Write out each line of the material again, word for word.

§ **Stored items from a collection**
►
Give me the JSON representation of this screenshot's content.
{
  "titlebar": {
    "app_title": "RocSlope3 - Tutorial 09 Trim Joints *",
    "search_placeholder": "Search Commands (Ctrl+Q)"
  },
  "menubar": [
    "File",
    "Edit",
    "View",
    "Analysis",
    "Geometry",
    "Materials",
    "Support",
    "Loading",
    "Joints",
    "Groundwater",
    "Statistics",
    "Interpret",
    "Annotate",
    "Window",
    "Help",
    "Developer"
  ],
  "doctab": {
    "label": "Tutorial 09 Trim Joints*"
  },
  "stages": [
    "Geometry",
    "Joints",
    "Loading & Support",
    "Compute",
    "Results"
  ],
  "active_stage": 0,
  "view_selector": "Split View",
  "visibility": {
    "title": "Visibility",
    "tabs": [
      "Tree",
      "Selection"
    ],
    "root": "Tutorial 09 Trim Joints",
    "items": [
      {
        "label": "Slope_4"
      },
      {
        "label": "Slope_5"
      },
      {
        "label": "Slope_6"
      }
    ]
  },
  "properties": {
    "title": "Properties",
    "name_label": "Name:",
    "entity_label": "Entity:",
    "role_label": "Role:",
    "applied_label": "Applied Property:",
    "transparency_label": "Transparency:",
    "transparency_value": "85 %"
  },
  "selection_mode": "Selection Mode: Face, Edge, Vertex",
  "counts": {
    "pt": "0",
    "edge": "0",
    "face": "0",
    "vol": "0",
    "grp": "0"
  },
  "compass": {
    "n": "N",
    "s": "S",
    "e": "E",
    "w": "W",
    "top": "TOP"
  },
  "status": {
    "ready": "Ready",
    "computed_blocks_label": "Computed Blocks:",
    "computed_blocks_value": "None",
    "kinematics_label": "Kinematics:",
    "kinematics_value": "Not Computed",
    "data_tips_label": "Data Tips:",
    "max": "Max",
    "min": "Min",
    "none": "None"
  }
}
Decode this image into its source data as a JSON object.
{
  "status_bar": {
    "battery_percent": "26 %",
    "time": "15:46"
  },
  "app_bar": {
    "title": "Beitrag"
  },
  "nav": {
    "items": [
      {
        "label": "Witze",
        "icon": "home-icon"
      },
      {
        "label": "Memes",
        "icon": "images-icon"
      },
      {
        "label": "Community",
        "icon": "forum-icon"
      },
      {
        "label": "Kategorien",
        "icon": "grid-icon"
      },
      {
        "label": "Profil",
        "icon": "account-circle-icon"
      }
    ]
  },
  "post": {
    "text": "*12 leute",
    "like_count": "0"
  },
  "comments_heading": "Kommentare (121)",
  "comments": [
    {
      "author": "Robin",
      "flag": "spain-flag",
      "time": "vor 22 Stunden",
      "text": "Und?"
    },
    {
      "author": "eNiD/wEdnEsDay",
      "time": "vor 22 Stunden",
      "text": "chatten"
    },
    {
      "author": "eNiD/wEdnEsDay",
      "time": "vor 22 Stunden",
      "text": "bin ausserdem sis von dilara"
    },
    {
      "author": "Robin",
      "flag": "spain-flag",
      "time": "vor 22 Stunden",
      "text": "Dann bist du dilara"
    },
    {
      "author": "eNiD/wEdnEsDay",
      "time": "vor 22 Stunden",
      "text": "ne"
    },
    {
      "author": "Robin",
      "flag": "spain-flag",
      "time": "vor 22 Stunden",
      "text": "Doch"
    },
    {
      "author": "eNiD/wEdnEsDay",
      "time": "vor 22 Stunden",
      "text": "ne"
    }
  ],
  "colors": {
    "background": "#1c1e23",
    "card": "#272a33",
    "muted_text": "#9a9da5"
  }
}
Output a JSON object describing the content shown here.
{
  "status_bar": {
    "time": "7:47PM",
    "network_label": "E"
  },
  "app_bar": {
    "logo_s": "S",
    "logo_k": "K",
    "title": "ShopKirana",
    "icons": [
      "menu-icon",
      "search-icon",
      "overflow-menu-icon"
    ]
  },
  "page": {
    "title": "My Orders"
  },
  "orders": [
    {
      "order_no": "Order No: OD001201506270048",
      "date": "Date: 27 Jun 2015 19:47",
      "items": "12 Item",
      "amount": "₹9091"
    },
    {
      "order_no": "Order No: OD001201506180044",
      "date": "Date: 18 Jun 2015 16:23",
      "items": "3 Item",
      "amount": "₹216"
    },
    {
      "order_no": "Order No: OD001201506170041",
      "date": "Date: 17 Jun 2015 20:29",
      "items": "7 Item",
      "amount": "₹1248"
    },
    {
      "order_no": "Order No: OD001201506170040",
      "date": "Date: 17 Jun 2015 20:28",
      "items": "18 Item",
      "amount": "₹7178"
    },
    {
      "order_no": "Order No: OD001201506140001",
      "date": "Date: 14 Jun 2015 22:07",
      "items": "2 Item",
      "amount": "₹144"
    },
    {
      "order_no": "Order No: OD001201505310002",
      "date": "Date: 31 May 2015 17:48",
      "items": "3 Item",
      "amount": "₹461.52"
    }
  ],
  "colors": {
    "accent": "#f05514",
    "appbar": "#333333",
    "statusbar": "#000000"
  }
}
◄
§ **Written answer**
Give me the JSON representation of this screenshot's content.
{
  "titlebar": {
    "app_title": "RocSlope3 - Tutorial 09 Trim Joints *",
    "search_placeholder": "Search Commands (Ctrl+Q)"
  },
  "menubar": [
    "File",
    "Edit",
    "View",
    "Analysis",
    "Geometry",
    "Materials",
    "Support",
    "Loading",
    "Joints",
    "Groundwater",
    "Statistics",
    "Interpret",
    "Annotate",
    "Window",
    "Help",
    "Developer"
  ],
  "doctab": {
    "label": "Tutorial 09 Trim Joints*"
  },
  "stages": [
    "Geometry",
    "Joints",
    "Loading & Support",
    "Compute",
    "Results"
  ],
  "active_stage": 0,
  "view_selector": "Split View",
  "visibility": {
    "title": "Visibility",
    "tabs": [
      "Tree",
      "Selection"
    ],
    "root": "Tutorial 09 Trim Joints",
    "items": [
      {
        "label": "Slope_4"
      },
      {
        "label": "Slope_5"
      },
      {
        "label": "Slope_6"
      }
    ]
  },
  "properties": {
    "title": "Properties",
    "name_label": "Name:",
    "entity_label": "Entity:",
    "role_label": "Role:",
    "applied_label": "Applied Property:",
    "transparency_label": "Transparency:",
    "transparency_value": "85 %"
  },
  "selection_mode": "Selection Mode: Face, Edge, Vertex",
  "counts": {
    "pt": "0",
    "edge": "0",
    "face": "0",
    "vol": "0",
    "grp": "0"
  },
  "compass": {
    "n": "N",
    "s": "S",
    "e": "E",
    "w": "W",
    "top": "TOP"
  },
  "status": {
    "ready": "Ready",
    "computed_blocks_label": "Computed Blocks:",
    "computed_blocks_value": "None",
    "kinematics_label": "Kinematics:",
    "kinematics_value": "Not Computed",
    "data_tips_label": "Data Tips:",
    "max": "Max",
    "min": "Min",
    "none": "None"
  }
}
Decode this image into its source data as a JSON object.
{
  "status_bar": {
    "battery_percent": "26 %",
    "time": "15:46"
  },
  "app_bar": {
    "title": "Beitrag"
  },
  "nav": {
    "items": [
      {
        "label": "Witze",
        "icon": "home-icon"
      },
      {
        "label": "Memes",
        "icon": "images-icon"
      },
      {
        "label": "Community",
        "icon": "forum-icon"
      },
      {
        "label": "Kategorien",
        "icon": "grid-icon"
      },
      {
        "label": "Profil",
        "icon": "account-circle-icon"
      }
    ]
  },
  "post": {
    "text": "*12 leute",
    "like_count": "0"
  },
  "comments_heading": "Kommentare (121)",
  "comments": [
    {
      "author": "Robin",
      "flag": "spain-flag",
      "time": "vor 22 Stunden",
      "text": "Und?"
    },
    {
      "author": "eNiD/wEdnEsDay",
      "time": "vor 22 Stunden",
      "text": "chatten"
    },
    {
      "author": "eNiD/wEdnEsDay",
      "time": "vor 22 Stunden",
      "text": "bin ausserdem sis von dilara"
    },
    {
      "author": "Robin",
      "flag": "spain-flag",
      "time": "vor 22 Stunden",
      "text": "Dann bist du dilara"
    },
    {
      "author": "eNiD/wEdnEsDay",
      "time": "vor 22 Stunden",
      "text": "ne"
    },
    {
      "author": "Robin",
      "flag": "spain-flag",
      "time": "vor 22 Stunden",
      "text": "Doch"
    },
    {
      "author": "eNiD/wEdnEsDay",
      "time": "vor 22 Stunden",
      "text": "ne"
    }
  ],
  "colors": {
    "background": "#1c1e23",
    "card": "#272a33",
    "muted_text": "#9a9da5"
  }
}
Output a JSON object describing the content shown here.
{
  "status_bar": {
    "time": "7:47PM",
    "network_label": "E"
  },
  "app_bar": {
    "logo_s": "S",
    "logo_k": "K",
    "title": "ShopKirana",
    "icons": [
      "menu-icon",
      "search-icon",
      "overflow-menu-icon"
    ]
  },
  "page": {
    "title": "My Orders"
  },
  "orders": [
    {
      "order_no": "Order No: OD001201506270048",
      "date": "Date: 27 Jun 2015 19:47",
      "items": "12 Item",
      "amount": "₹9091"
    },
    {
      "order_no": "Order No: OD001201506180044",
      "date": "Date: 18 Jun 2015 16:23",
      "items": "3 Item",
      "amount": "₹216"
    },
    {
      "order_no": "Order No: OD001201506170041",
      "date": "Date: 17 Jun 2015 20:29",
      "items": "7 Item",
      "amount": "₹1248"
    },
    {
      "order_no": "Order No: OD001201506170040",
      "date": "Date: 17 Jun 2015 20:28",
      "items": "18 Item",
      "amount": "₹7178"
    },
    {
      "order_no": "Order No: OD001201506140001",
      "date": "Date: 14 Jun 2015 22:07",
      "items": "2 Item",
      "amount": "₹144"
    },
    {
      "order_no": "Order No: OD001201505310002",
      "date": "Date: 31 May 2015 17:48",
      "items": "3 Item",
      "amount": "₹461.52"
    }
  ],
  "colors": {
    "accent": "#f05514",
    "appbar": "#333333",
    "statusbar": "#000000"
  }
}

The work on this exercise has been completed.